## BEGIN Material for the task

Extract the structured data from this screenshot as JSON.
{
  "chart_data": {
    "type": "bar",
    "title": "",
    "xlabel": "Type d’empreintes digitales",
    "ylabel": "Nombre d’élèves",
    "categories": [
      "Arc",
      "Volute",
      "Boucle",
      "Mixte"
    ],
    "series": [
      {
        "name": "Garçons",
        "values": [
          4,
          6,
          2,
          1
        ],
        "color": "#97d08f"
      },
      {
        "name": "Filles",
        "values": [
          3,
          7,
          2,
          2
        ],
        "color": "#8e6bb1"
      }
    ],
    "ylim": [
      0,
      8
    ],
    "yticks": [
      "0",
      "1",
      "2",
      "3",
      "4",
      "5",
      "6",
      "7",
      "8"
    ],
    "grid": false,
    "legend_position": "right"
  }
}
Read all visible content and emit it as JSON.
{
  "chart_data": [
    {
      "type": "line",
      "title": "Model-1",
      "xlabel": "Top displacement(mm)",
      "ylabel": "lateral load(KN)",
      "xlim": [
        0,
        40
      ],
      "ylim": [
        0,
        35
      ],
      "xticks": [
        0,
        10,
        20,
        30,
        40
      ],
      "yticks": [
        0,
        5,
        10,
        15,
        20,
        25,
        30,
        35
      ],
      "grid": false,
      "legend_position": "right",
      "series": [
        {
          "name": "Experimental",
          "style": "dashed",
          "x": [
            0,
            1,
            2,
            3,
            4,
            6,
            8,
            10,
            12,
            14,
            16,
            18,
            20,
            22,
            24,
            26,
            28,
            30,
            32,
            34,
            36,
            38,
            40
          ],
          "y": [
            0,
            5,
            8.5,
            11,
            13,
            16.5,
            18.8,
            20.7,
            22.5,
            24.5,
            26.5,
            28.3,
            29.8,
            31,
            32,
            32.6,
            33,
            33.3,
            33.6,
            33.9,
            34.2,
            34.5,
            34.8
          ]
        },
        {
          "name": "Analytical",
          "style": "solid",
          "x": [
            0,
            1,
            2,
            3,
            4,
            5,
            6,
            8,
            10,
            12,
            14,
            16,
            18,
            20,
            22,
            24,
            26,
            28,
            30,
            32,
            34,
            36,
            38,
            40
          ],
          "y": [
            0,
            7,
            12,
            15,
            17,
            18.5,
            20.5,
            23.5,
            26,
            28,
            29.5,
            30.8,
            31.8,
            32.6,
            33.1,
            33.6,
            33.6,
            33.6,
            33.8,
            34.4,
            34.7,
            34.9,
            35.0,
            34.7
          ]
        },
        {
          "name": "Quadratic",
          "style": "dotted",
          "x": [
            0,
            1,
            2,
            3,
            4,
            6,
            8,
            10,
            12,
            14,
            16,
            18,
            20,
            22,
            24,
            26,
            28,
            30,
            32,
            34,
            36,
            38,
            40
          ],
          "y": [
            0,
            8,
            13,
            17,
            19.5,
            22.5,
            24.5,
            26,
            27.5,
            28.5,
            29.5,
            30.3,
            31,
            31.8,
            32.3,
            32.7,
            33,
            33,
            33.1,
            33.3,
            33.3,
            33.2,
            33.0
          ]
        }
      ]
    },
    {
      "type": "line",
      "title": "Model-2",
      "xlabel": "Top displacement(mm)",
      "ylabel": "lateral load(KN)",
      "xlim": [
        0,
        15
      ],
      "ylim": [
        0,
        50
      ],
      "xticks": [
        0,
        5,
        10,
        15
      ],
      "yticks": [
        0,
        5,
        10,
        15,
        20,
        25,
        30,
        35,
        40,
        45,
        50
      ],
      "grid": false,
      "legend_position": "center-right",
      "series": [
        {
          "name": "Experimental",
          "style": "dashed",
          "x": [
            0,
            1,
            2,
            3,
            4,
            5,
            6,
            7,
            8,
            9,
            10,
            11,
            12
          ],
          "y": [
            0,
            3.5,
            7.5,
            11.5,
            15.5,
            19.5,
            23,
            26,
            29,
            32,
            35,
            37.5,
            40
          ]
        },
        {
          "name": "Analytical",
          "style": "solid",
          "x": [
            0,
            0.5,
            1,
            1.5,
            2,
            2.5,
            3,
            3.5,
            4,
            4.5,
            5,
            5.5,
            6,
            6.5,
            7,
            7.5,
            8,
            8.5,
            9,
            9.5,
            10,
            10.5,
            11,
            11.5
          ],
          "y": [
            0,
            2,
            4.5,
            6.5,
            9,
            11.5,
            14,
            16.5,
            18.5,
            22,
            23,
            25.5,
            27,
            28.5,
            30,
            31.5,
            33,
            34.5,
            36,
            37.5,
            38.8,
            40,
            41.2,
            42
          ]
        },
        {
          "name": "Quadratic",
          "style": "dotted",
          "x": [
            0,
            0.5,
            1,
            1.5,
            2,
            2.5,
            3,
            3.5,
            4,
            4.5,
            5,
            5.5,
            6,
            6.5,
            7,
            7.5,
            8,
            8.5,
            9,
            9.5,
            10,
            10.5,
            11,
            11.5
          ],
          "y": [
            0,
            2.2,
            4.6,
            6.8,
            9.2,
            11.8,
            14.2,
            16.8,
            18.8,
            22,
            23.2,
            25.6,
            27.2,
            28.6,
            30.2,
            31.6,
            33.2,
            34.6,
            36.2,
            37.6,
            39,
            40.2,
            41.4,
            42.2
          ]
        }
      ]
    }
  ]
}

## END Material for the task

Problem details:
Using the listing above, please repeat every entry exactly.

Answer below:
Extract the structured data from this screenshot as JSON.
{
  "chart_data": {
    "type": "bar",
    "title": "",
    "xlabel": "Type d’empreintes digitales",
    "ylabel": "Nombre d’élèves",
    "categories": [
      "Arc",
      "Volute",
      "Boucle",
      "Mixte"
    ],
    "series": [
      {
        "name": "Garçons",
        "values": [
          4,
          6,
          2,
          1
        ],
        "color": "#97d08f"
      },
      {
        "name": "Filles",
        "values": [
          3,
          7,
          2,
          2
        ],
        "color": "#8e6bb1"
      }
    ],
    "ylim": [
      0,
      8
    ],
    "yticks": [
      "0",
      "1",
      "2",
      "3",
      "4",
      "5",
      "6",
      "7",
      "8"
    ],
    "grid": false,
    "legend_position": "right"
  }
}
Read all visible content and emit it as JSON.
{
  "chart_data": [
    {
      "type": "line",
      "title": "Model-1",
      "xlabel": "Top displacement(mm)",
      "ylabel": "lateral load(KN)",
      "xlim": [
        0,
        40
      ],
      "ylim": [
        0,
        35
      ],
      "xticks": [
        0,
        10,
        20,
        30,
        40
      ],
      "yticks": [
        0,
        5,
        10,
        15,
        20,
        25,
        30,
        35
      ],
      "grid": false,
      "legend_position": "right",
      "series": [
        {
          "name": "Experimental",
          "style": "dashed",
          "x": [
            0,
            1,
            2,
            3,
            4,
            6,
            8,
            10,
            12,
            14,
            16,
            18,
            20,
            22,
            24,
            26,
            28,
            30,
            32,
            34,
            36,
            38,
            40
          ],
          "y": [
            0,
            5,
            8.5,
            11,
            13,
            16.5,
            18.8,
            20.7,
            22.5,
            24.5,
            26.5,
            28.3,
            29.8,
            31,
            32,
            32.6,
            33,
            33.3,
            33.6,
            33.9,
            34.2,
            34.5,
            34.8
          ]
        },
        {
          "name": "Analytical",
          "style": "solid",
          "x": [
            0,
            1,
            2,
            3,
            4,
            5,
            6,
            8,
            10,
            12,
            14,
            16,
            18,
            20,
            22,
            24,
            26,
            28,
            30,
            32,
            34,
            36,
            38,
            40
          ],
          "y": [
            0,
            7,
            12,
            15,
            17,
            18.5,
            20.5,
            23.5,
            26,
            28,
            29.5,
            30.8,
            31.8,
            32.6,
            33.1,
            33.6,
            33.6,
            33.6,
            33.8,
            34.4,
            34.7,
            34.9,
            35.0,
            34.7
          ]
        },
        {
          "name": "Quadratic",
          "style": "dotted",
          "x": [
            0,
            1,
            2,
            3,
            4,
            6,
            8,
            10,
            12,
            14,
            16,
            18,
            20,
            22,
            24,
            26,
            28,
            30,
            32,
            34,
            36,
            38,
            40
          ],
          "y": [
            0,
            8,
            13,
            17,
            19.5,
            22.5,
            24.5,
            26,
            27.5,
            28.5,
            29.5,
            30.3,
            31,
            31.8,
            32.3,
            32.7,
            33,
            33,
            33.1,
            33.3,
            33.3,
            33.2,
            33.0
          ]
        }
      ]
    },
    {
      "type": "line",
      "title": "Model-2",
      "xlabel": "Top displacement(mm)",
      "ylabel": "lateral load(KN)",
      "xlim": [
        0,
        15
      ],
      "ylim": [
        0,
        50
      ],
      "xticks": [
        0,
        5,
        10,
        15
      ],
      "yticks": [
        0,
        5,
        10,
        15,
        20,
        25,
        30,
        35,
        40,
        45,
        50
      ],
      "grid": false,
      "legend_position": "center-right",
      "series": [
        {
          "name": "Experimental",
          "style": "dashed",
          "x": [
            0,
            1,
            2,
            3,
            4,
            5,
            6,
            7,
            8,
            9,
            10,
            11,
            12
          ],
          "y": [
            0,
            3.5,
            7.5,
            11.5,
            15.5,
            19.5,
            23,
            26,
            29,
            32,
            35,
            37.5,
            40
          ]
        },
        {
          "name": "Analytical",
          "style": "solid",
          "x": [
            0,
            0.5,
            1,
            1.5,
            2,
            2.5,
            3,
            3.5,
            4,
            4.5,
            5,
            5.5,
            6,
            6.5,
            7,
            7.5,
            8,
            8.5,
            9,
            9.5,
            10,
            10.5,
            11,
            11.5
          ],
          "y": [
            0,
            2,
            4.5,
            6.5,
            9,
            11.5,
            14,
            16.5,
            18.5,
            22,
            23,
            25.5,
            27,
            28.5,
            30,
            31.5,
            33,
            34.5,
            36,
            37.5,
            38.8,
            40,
            41.2,
            42
          ]
        },
        {
          "name": "Quadratic",
          "style": "dotted",
          "x": [
            0,
            0.5,
            1,
            1.5,
            2,
            2.5,
            3,
            3.5,
            4,
            4.5,
            5,
            5.5,
            6,
            6.5,
            7,
            7.5,
            8,
            8.5,
            9,
            9.5,
            10,
            10.5,
            11,
            11.5
          ],
          "y": [
            0,
            2.2,
            4.6,
            6.8,
            9.2,
            11.8,
            14.2,
            16.8,
            18.8,
            22,
            23.2,
            25.6,
            27.2,
            28.6,
            30.2,
            31.6,
            33.2,
            34.6,
            36.2,
            37.6,
            39,
            40.2,
            41.4,
            42.2
          ]
        }
      ]
    }
  ]
}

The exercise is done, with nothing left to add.